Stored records

■ ■ ■

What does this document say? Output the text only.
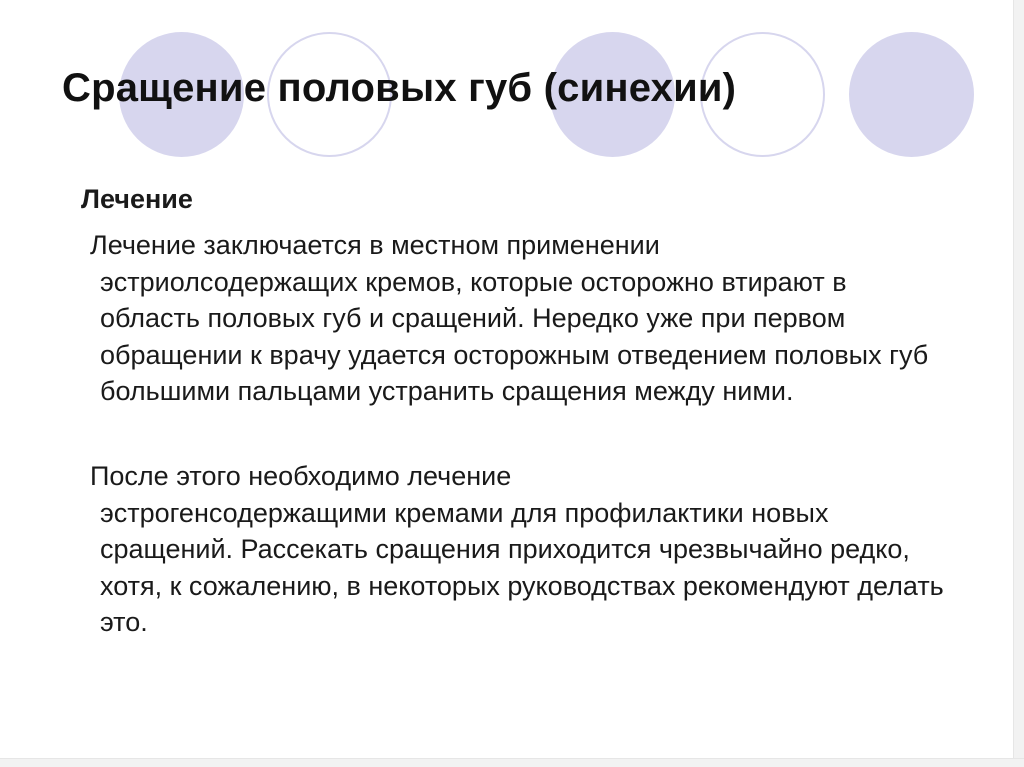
Сращение половых губ (синехии)
Лечение
Лечение заключается в местном применении
эстриолсодержащих кремов, которые осторожно втирают в область половых губ и сращений. Нередко уже при первом обращении к врачу удается осторожным отведением половых губ большими пальцами устранить сращения между ними.
После этого необходимо лечение
эстрогенсодержащими кремами для профилактики новых сращений. Рассекать сращения приходится чрезвычайно редко, хотя, к сожалению, в некоторых руководствах рекомендуют делать это.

■ ■ ■

Set problem:
Extract all the entries word for word; omit any pictures.

Written answer:
What does this document say? Output the text only.
Сращение половых губ (синехии)
Лечение
Лечение заключается в местном применении
эстриолсодержащих кремов, которые осторожно втирают в область половых губ и сращений. Нередко уже при первом обращении к врачу удается осторожным отведением половых губ большими пальцами устранить сращения между ними.
После этого необходимо лечение
эстрогенсодержащими кремами для профилактики новых сращений. Рассекать сращения приходится чрезвычайно редко, хотя, к сожалению, в некоторых руководствах рекомендуют делать это.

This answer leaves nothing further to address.